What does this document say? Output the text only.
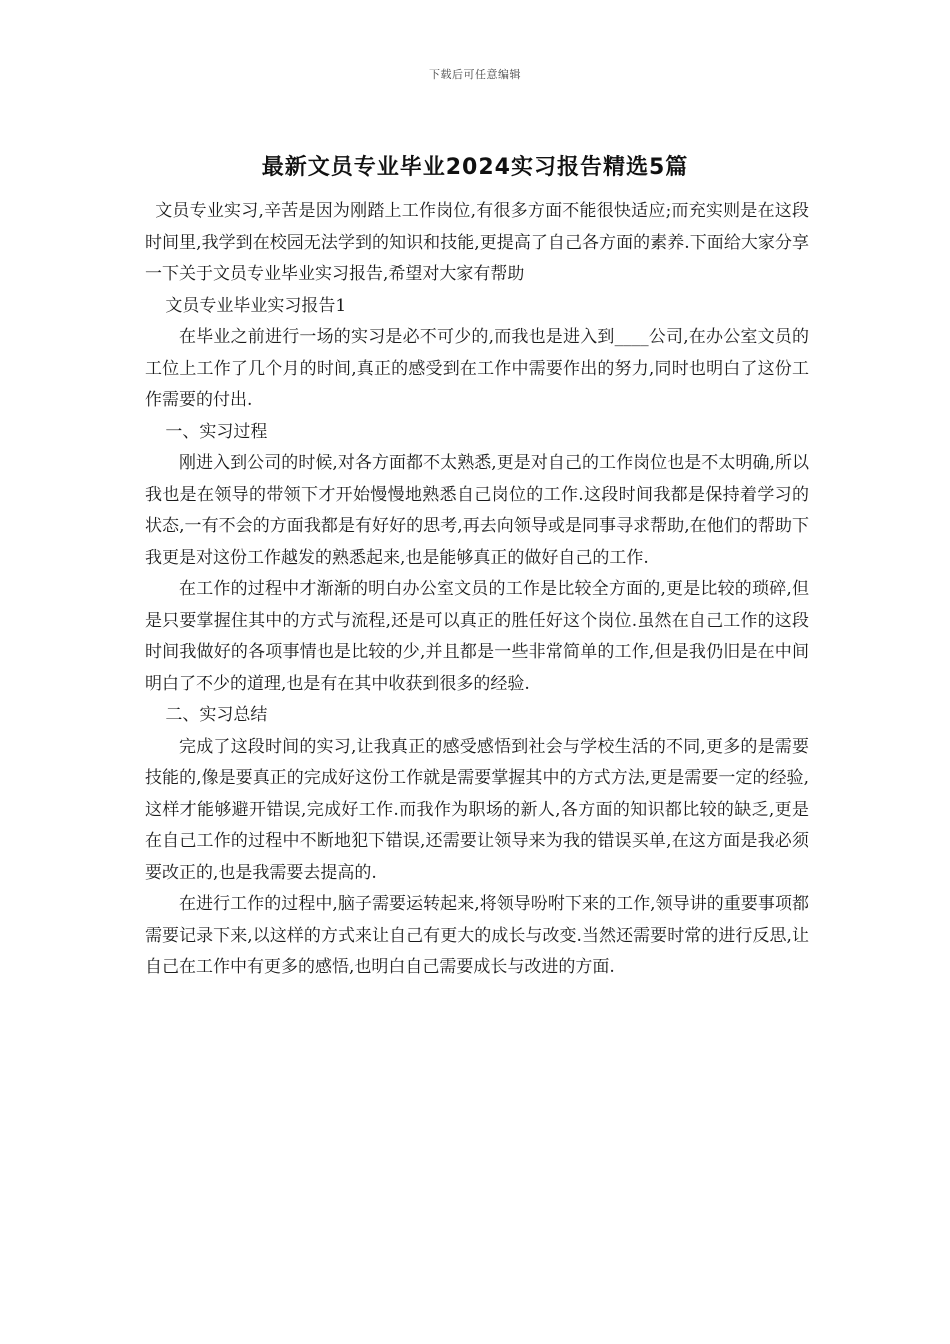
下载后可任意编辑
最新文员专业毕业2024实习报告精选5篇

文员专业实习,辛苦是因为刚踏上工作岗位,有很多方面不能很快适应;而充实则是在这段时间里,我学到在校园无法学到的知识和技能,更提高了自己各方面的素养.下面给大家分享一下关于文员专业毕业实习报告,希望对大家有帮助

文员专业毕业实习报告1

在毕业之前进行一场的实习是必不可少的,而我也是进入到____公司,在办公室文员的工位上工作了几个月的时间,真正的感受到在工作中需要作出的努力,同时也明白了这份工作需要的付出.

一、实习过程

刚进入到公司的时候,对各方面都不太熟悉,更是对自己的工作岗位也是不太明确,所以我也是在领导的带领下才开始慢慢地熟悉自己岗位的工作.这段时间我都是保持着学习的状态,一有不会的方面我都是有好好的思考,再去向领导或是同事寻求帮助,在他们的帮助下我更是对这份工作越发的熟悉起来,也是能够真正的做好自己的工作.

在工作的过程中才渐渐的明白办公室文员的工作是比较全方面的,更是比较的琐碎,但是只要掌握住其中的方式与流程,还是可以真正的胜任好这个岗位.虽然在自己工作的这段时间我做好的各项事情也是比较的少,并且都是一些非常简单的工作,但是我仍旧是在中间明白了不少的道理,也是有在其中收获到很多的经验.

二、实习总结

完成了这段时间的实习,让我真正的感受感悟到社会与学校生活的不同,更多的是需要技能的,像是要真正的完成好这份工作就是需要掌握其中的方式方法,更是需要一定的经验,这样才能够避开错误,完成好工作.而我作为职场的新人,各方面的知识都比较的缺乏,更是在自己工作的过程中不断地犯下错误,还需要让领导来为我的错误买单,在这方面是我必须要改正的,也是我需要去提高的.

在进行工作的过程中,脑子需要运转起来,将领导吩咐下来的工作,领导讲的重要事项都需要记录下来,以这样的方式来让自己有更大的成长与改变.当然还需要时常的进行反思,让自己在工作中有更多的感悟,也明白自己需要成长与改进的方面.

□ □ □ □

_TASK DETAILS_
Quote the records in their entirety, keeping the wording exact and excluding pictures.

_RESPONSE_
What does this document say? Output the text only.
下载后可任意编辑
最新文员专业毕业2024实习报告精选5篇

文员专业实习,辛苦是因为刚踏上工作岗位,有很多方面不能很快适应;而充实则是在这段时间里,我学到在校园无法学到的知识和技能,更提高了自己各方面的素养.下面给大家分享一下关于文员专业毕业实习报告,希望对大家有帮助

文员专业毕业实习报告1

在毕业之前进行一场的实习是必不可少的,而我也是进入到____公司,在办公室文员的工位上工作了几个月的时间,真正的感受到在工作中需要作出的努力,同时也明白了这份工作需要的付出.

一、实习过程

刚进入到公司的时候,对各方面都不太熟悉,更是对自己的工作岗位也是不太明确,所以我也是在领导的带领下才开始慢慢地熟悉自己岗位的工作.这段时间我都是保持着学习的状态,一有不会的方面我都是有好好的思考,再去向领导或是同事寻求帮助,在他们的帮助下我更是对这份工作越发的熟悉起来,也是能够真正的做好自己的工作.

在工作的过程中才渐渐的明白办公室文员的工作是比较全方面的,更是比较的琐碎,但是只要掌握住其中的方式与流程,还是可以真正的胜任好这个岗位.虽然在自己工作的这段时间我做好的各项事情也是比较的少,并且都是一些非常简单的工作,但是我仍旧是在中间明白了不少的道理,也是有在其中收获到很多的经验.

二、实习总结

完成了这段时间的实习,让我真正的感受感悟到社会与学校生活的不同,更多的是需要技能的,像是要真正的完成好这份工作就是需要掌握其中的方式方法,更是需要一定的经验,这样才能够避开错误,完成好工作.而我作为职场的新人,各方面的知识都比较的缺乏,更是在自己工作的过程中不断地犯下错误,还需要让领导来为我的错误买单,在这方面是我必须要改正的,也是我需要去提高的.

在进行工作的过程中,脑子需要运转起来,将领导吩咐下来的工作,领导讲的重要事项都需要记录下来,以这样的方式来让自己有更大的成长与改变.当然还需要时常的进行反思,让自己在工作中有更多的感悟,也明白自己需要成长与改进的方面.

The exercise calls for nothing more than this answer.